[Begin Source extract]

Finding a Dog Trainer

Sometimes it can be difficult to find a good dog trainer that is knowledgeable, fits our personality, fits our dog’s personality, understands dogs, and is a good teacher.

I had a difficult time finding a good dog trainer for my Shiba Inu.

He is not an easy dog to handle, and most trainers that I visited initially were not very familiar with the Shiba Inu breed.

Finding a dog trainer

  1. Get a list of all the dog trainers in our area. If we live in the United States, we can use quickly generate this list using the Association of Pet Dog Trainers search tool.
  2. Decide which dog training style most suits us and our dog.

    There are generally three groups of dog trainers

    • Those that mostly use reward techniques,
    • Those that mostly use aversive techniques, and
    • Those that use a combination of the two.

    Here are the pros and cons of the different dog training styles.

  3. Visit the websites of all the dog trainers on our list, and filter out the ones that do not use the dog training techniques that we think are appropriate.
  4. Call up all the trainers that are still on our list and quiz them about the dog training techniques that they use. Tell them some of the problems we are facing with our dog and evaluate the answers that they give us.

[End Source extract]
[Begin Dataset rows]

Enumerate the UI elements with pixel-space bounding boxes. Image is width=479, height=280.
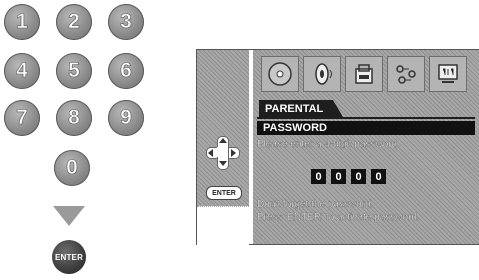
key-label: 0 [66,156,78,180]
key-label: 8 [68,106,80,130]
password-digit: 0 [331,169,346,184]
remote-panel: ENTER [197,50,249,245]
key-7[interactable]: 7 [4,100,40,136]
key-label: 4 [16,59,28,83]
key-8[interactable]: 8 [56,100,92,136]
key-0[interactable]: 0 [54,150,90,186]
key-label: 9 [120,106,132,130]
key-4[interactable]: 4 [4,53,40,89]
enter-button-icon: ENTER [206,186,242,200]
key-6[interactable]: 6 [108,53,144,89]
password-digit: 0 [351,169,366,184]
password-panel: PASSWORD Please enter a 4-digit password… [257,117,475,239]
setup-menu: PARENTAL PASSWORD Please enter a 4-digit… [253,50,479,244]
key-9[interactable]: 9 [108,100,144,136]
key-label: 5 [68,59,80,83]
disc-icon[interactable] [261,56,299,92]
key-label: 6 [120,59,132,83]
key-label: 3 [120,10,132,34]
down-arrow-icon [53,206,85,226]
audio-icon[interactable] [303,56,341,92]
tab-parental[interactable]: PARENTAL [259,100,343,117]
settings-icon[interactable] [387,56,425,92]
panel-title: PASSWORD [257,121,475,135]
display-icon[interactable] [429,56,467,92]
password-digit: 0 [371,169,386,184]
dpad-icon [206,136,240,170]
enter-key[interactable]: ENTER [52,240,86,274]
menu-icon-row [261,56,471,92]
password-digit: 0 [311,169,326,184]
key-label: 1 [16,10,28,34]
key-2[interactable]: 2 [56,4,92,40]
note-line-2: Press 'ENTER' to activate password. [257,212,420,223]
key-3[interactable]: 3 [108,4,144,40]
password-prompt: Please enter a 4-digit password. [257,139,400,150]
key-5[interactable]: 5 [56,53,92,89]
key-label: 2 [68,10,80,34]
lock-icon[interactable] [345,56,383,92]
osd-screen: ENTER PARENTAL PASSWORD Please enter a 4 [196,49,479,245]
panel-footer [197,206,249,245]
key-1[interactable]: 1 [4,4,40,40]
note-line-1: Don't forget the password. [257,199,374,210]
key-label: 7 [16,106,28,130]
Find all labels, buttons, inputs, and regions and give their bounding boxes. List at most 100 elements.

[End Dataset rows]

▶ [What this exercise asks]
A. Copy the records verbatim, from the line containing "key-label: 0 [66,156,78,180]" through the line containing "key-4[interactable]: 4 [4,53,40,89]", with both of those lines included.
B. Write the next part of the text on finding a dog trainer, picking up after its final sentence.

▶ [Responses to the tasks]
A.
key-label: 0 [66,156,78,180]
key-label: 8 [68,106,80,130]
password-digit: 0 [331,169,346,184]
remote-panel: ENTER [197,50,249,245]
key-7[interactable]: 7 [4,100,40,136]
key-label: 4 [16,59,28,83]
key-8[interactable]: 8 [56,100,92,136]
key-0[interactable]: 0 [54,150,90,186]
key-label: 9 [120,106,132,130]
key-4[interactable]: 4 [4,53,40,89]

B.
  5. Pick the top three trainers based on our phone conversation, and set up a dog evaluation session with them.

Most trainers will want to evaluate a dog first before coming up with a training program. These are usually private evaluation sessions that last from 1-2 hours and cost from $50 US to $100 US. These sessions are also useful for evaluating the trainer in action with our dog.

Do not just follow whatever a trainer tells you

The dog training profession is not very well regulated so we may run across some mediocre or bad trainers before finding one that suits us.

If you feel uncomfortable about particular training techniques, ask your trainer a lot of questions, and do some online research of your own. If the trainer is rude to you or does not want to answer your questions, then leave and find another trainer who will actually work for his pay.

Remember that you are the boss. You pay them, not the other way around.

Do not be afraid to terminate training if you discover in the middle of the program that the trainer is not knowledgeable, does not suit you or your dog’s temperament, or is making your dog anxious and unhappy.

It is also a good idea to ask a trainer what his policy is if we decide to terminate training early.

A great resource in my dog trainer search was my local SPCA.

I had very good experiences with the two SPCAs that I visited. Both of them had very knowledgeable dog trainers, and very reasonable prices. They were also very willing to accommodate my training requests, and had a variety of balanced dogs at the shelter that they were willing to use to help train and socialize my dog.

Often, the best teacher for a dog is another dog, especially with dog-to-dog aggression issues. While we may try to learn ‘dog’ to better communicate with our furry friend; a well socialized and balanced canine is not only extremely fluent in his native tongue, but knows when, and how to use it to achieve the most effective results.

Using other dogs is often an invaluable tool in dog training. Therefore, find a dog trainer with good access to other dogs, if you can.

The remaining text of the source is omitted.